→ **What you need to do**:
Work out how many lines contain "penalty". Reply with the count alone.

[Stored entries]
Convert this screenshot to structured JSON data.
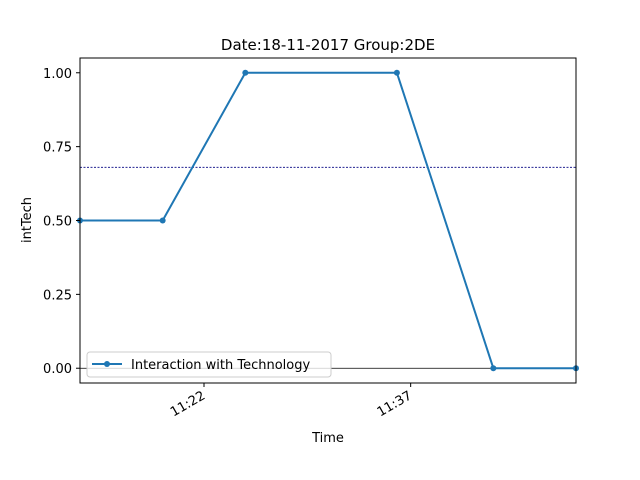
{
  "chart_data": {
    "type": "line",
    "title": "Date:18-11-2017  Group:2DE",
    "xlabel": "Time",
    "ylabel": "intTech",
    "ylim": [
      -0.05,
      1.05
    ],
    "xlim": [
      "11:13",
      "11:49"
    ],
    "yticks": [
      {
        "value": 0.0,
        "label": "0.00"
      },
      {
        "value": 0.25,
        "label": "0.25"
      },
      {
        "value": 0.5,
        "label": "0.50"
      },
      {
        "value": 0.75,
        "label": "0.75"
      },
      {
        "value": 1.0,
        "label": "1.00"
      }
    ],
    "xticks": [
      {
        "value": "11:22",
        "label": "11:22"
      },
      {
        "value": "11:37",
        "label": "11:37"
      }
    ],
    "series": [
      {
        "name": "Interaction with Technology",
        "color": "#1f77b4",
        "x": [
          "11:13",
          "11:19",
          "11:25",
          "11:36",
          "11:43",
          "11:49"
        ],
        "y": [
          0.5,
          0.5,
          1.0,
          1.0,
          0.0,
          0.0
        ]
      }
    ],
    "reference_lines": [
      {
        "y": 0.68,
        "style": "dashed",
        "color": "#000080"
      },
      {
        "y": 0.0,
        "style": "solid",
        "color": "#000000"
      }
    ],
    "legend": "lower-left",
    "grid": false
  }
}
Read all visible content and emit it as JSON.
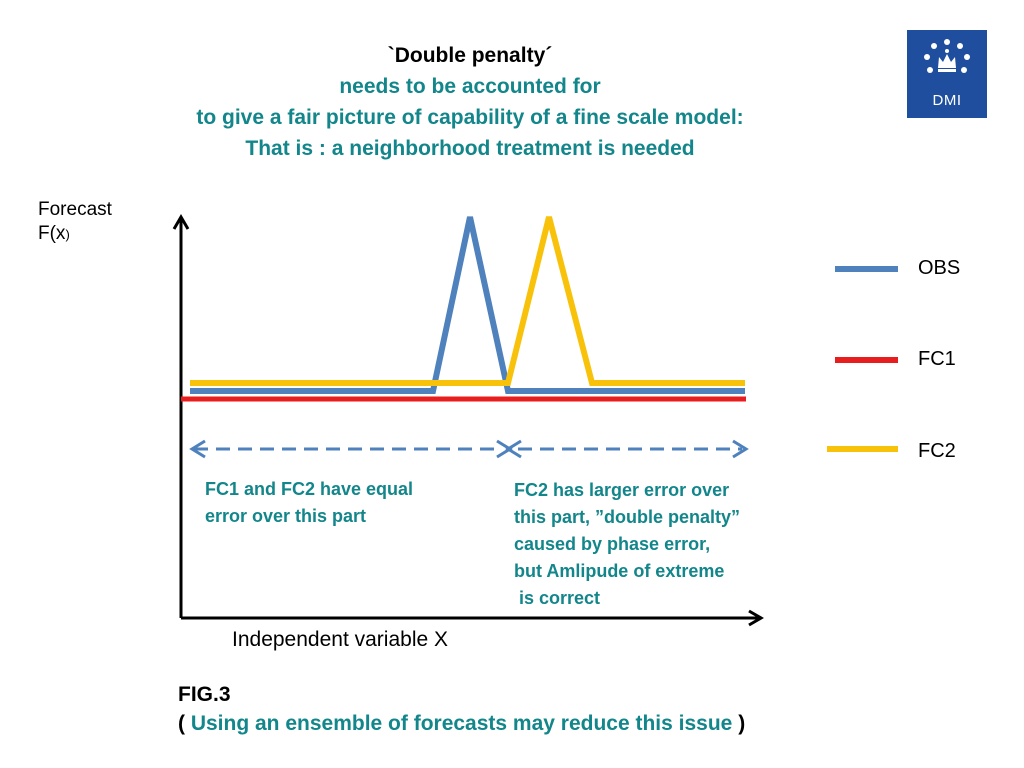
{
  "title": {
    "line1": "`Double penalty´",
    "line2": "needs to be accounted for",
    "line3": "to give a fair  picture of capability of a fine scale model:",
    "line4": "That is :  a neighborhood treatment is needed"
  },
  "logo": {
    "text": "DMI"
  },
  "axis": {
    "ylabel_line1": "Forecast",
    "ylabel_line2_main": "F(x",
    "ylabel_line2_small": ")",
    "xlabel": "Independent variable  X"
  },
  "legend": [
    {
      "label": "OBS",
      "color": "#4f81bd"
    },
    {
      "label": "FC1",
      "color": "#e81e1e"
    },
    {
      "label": "FC2",
      "color": "#f9c20a"
    }
  ],
  "notes": {
    "left": "FC1 and FC2 have equal\nerror over this part",
    "right": "FC2 has larger error over\nthis part, ”double penalty”\ncaused by phase error,\nbut Amlipude of extreme\n is correct"
  },
  "figure": {
    "label": "FIG.3",
    "open_paren": "( ",
    "caption": "Using an ensemble of forecasts may reduce this issue",
    "close_paren": " )"
  },
  "colors": {
    "teal": "#12868a",
    "arrow": "#4f81bd",
    "logo_bg": "#1f4e9e"
  }
}
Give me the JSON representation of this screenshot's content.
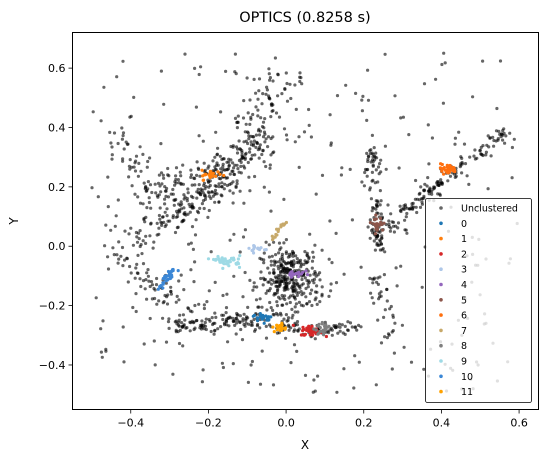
{
  "chart_data": {
    "type": "scatter",
    "title": "OPTICS (0.8258 s)",
    "xlabel": "X",
    "ylabel": "Y",
    "xlim": [
      -0.55,
      0.65
    ],
    "ylim": [
      -0.55,
      0.72
    ],
    "xticks": [
      -0.4,
      -0.2,
      0.0,
      0.2,
      0.4,
      0.6
    ],
    "xtick_labels": [
      "−0.4",
      "−0.2",
      "0.0",
      "0.2",
      "0.4",
      "0.6"
    ],
    "yticks": [
      -0.4,
      -0.2,
      0.0,
      0.2,
      0.4,
      0.6
    ],
    "ytick_labels": [
      "−0.4",
      "−0.2",
      "0.0",
      "0.2",
      "0.4",
      "0.6"
    ],
    "grid": false,
    "legend_position": "lower-right",
    "unclustered": {
      "name": "Unclustered",
      "color": "#000000",
      "density_regions": [
        {
          "shape": "segment",
          "from": [
            -0.47,
            0.42
          ],
          "to": [
            -0.3,
            0.14
          ],
          "spread": 0.035,
          "count": 40
        },
        {
          "shape": "segment",
          "from": [
            -0.28,
            0.13
          ],
          "to": [
            -0.05,
            0.36
          ],
          "spread": 0.04,
          "count": 120
        },
        {
          "shape": "segment",
          "from": [
            -0.38,
            0.16
          ],
          "to": [
            -0.15,
            0.28
          ],
          "spread": 0.035,
          "count": 80
        },
        {
          "shape": "segment",
          "from": [
            -0.4,
            0.02
          ],
          "to": [
            -0.17,
            0.2
          ],
          "spread": 0.05,
          "count": 110
        },
        {
          "shape": "segment",
          "from": [
            -0.15,
            0.18
          ],
          "to": [
            -0.02,
            0.58
          ],
          "spread": 0.05,
          "count": 120
        },
        {
          "shape": "segment",
          "from": [
            -0.44,
            -0.02
          ],
          "to": [
            -0.25,
            -0.22
          ],
          "spread": 0.04,
          "count": 60
        },
        {
          "shape": "segment",
          "from": [
            -0.3,
            -0.27
          ],
          "to": [
            -0.14,
            -0.25
          ],
          "spread": 0.025,
          "count": 70
        },
        {
          "shape": "segment",
          "from": [
            -0.16,
            -0.24
          ],
          "to": [
            0.02,
            -0.28
          ],
          "spread": 0.025,
          "count": 70
        },
        {
          "shape": "segment",
          "from": [
            0.05,
            -0.29
          ],
          "to": [
            0.18,
            -0.27
          ],
          "spread": 0.02,
          "count": 50
        },
        {
          "shape": "blob",
          "center": [
            0.01,
            -0.11
          ],
          "rx": 0.07,
          "ry": 0.1,
          "count": 320
        },
        {
          "shape": "segment",
          "from": [
            0.22,
            0.33
          ],
          "to": [
            0.24,
            -0.02
          ],
          "spread": 0.015,
          "count": 90
        },
        {
          "shape": "segment",
          "from": [
            0.23,
            0.02
          ],
          "to": [
            0.34,
            0.14
          ],
          "spread": 0.03,
          "count": 40
        },
        {
          "shape": "segment",
          "from": [
            0.3,
            0.12
          ],
          "to": [
            0.57,
            0.39
          ],
          "spread": 0.018,
          "count": 120
        },
        {
          "shape": "segment",
          "from": [
            0.23,
            -0.1
          ],
          "to": [
            0.27,
            -0.3
          ],
          "spread": 0.02,
          "count": 30
        },
        {
          "shape": "uniform",
          "xlim": [
            -0.5,
            0.6
          ],
          "ylim": [
            -0.5,
            0.66
          ],
          "count": 330
        }
      ]
    },
    "series": [
      {
        "name": "0",
        "color": "#1f77b4",
        "region": {
          "shape": "blob",
          "center": [
            -0.06,
            -0.24
          ],
          "rx": 0.022,
          "ry": 0.014
        },
        "count": 24
      },
      {
        "name": "1",
        "color": "#ff7f0e",
        "region": {
          "shape": "blob",
          "center": [
            -0.19,
            0.24
          ],
          "rx": 0.025,
          "ry": 0.015
        },
        "count": 24
      },
      {
        "name": "2",
        "color": "#d62728",
        "region": {
          "shape": "blob",
          "center": [
            0.065,
            -0.285
          ],
          "rx": 0.025,
          "ry": 0.016
        },
        "count": 42
      },
      {
        "name": "3",
        "color": "#aec7e8",
        "region": {
          "shape": "blob",
          "center": [
            -0.075,
            -0.01
          ],
          "rx": 0.025,
          "ry": 0.014
        },
        "count": 16
      },
      {
        "name": "4",
        "color": "#9467bd",
        "region": {
          "shape": "blob",
          "center": [
            0.025,
            -0.09
          ],
          "rx": 0.02,
          "ry": 0.012
        },
        "count": 22
      },
      {
        "name": "5",
        "color": "#8c564b",
        "region": {
          "shape": "blob",
          "center": [
            0.235,
            0.075
          ],
          "rx": 0.014,
          "ry": 0.022
        },
        "count": 26
      },
      {
        "name": "6",
        "color": "#ff6f0e",
        "region": {
          "shape": "blob",
          "center": [
            0.415,
            0.26
          ],
          "rx": 0.022,
          "ry": 0.015
        },
        "count": 30
      },
      {
        "name": "7",
        "color": "#c7a96a",
        "region": {
          "shape": "segment",
          "from": [
            -0.035,
            0.02
          ],
          "to": [
            -0.005,
            0.08
          ]
        },
        "count": 18
      },
      {
        "name": "8",
        "color": "#7f7f7f",
        "region": {
          "shape": "blob",
          "center": [
            0.095,
            -0.28
          ],
          "rx": 0.018,
          "ry": 0.016
        },
        "count": 24
      },
      {
        "name": "9",
        "color": "#9edae5",
        "region": {
          "shape": "blob",
          "center": [
            -0.15,
            -0.05
          ],
          "rx": 0.03,
          "ry": 0.016
        },
        "count": 40
      },
      {
        "name": "10",
        "color": "#3b87d6",
        "region": {
          "shape": "segment",
          "from": [
            -0.33,
            -0.15
          ],
          "to": [
            -0.29,
            -0.08
          ]
        },
        "count": 30
      },
      {
        "name": "11",
        "color": "#ffa200",
        "region": {
          "shape": "blob",
          "center": [
            -0.015,
            -0.275
          ],
          "rx": 0.014,
          "ry": 0.014
        },
        "count": 20
      }
    ]
  }
}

→ **Result of this exercise**:
2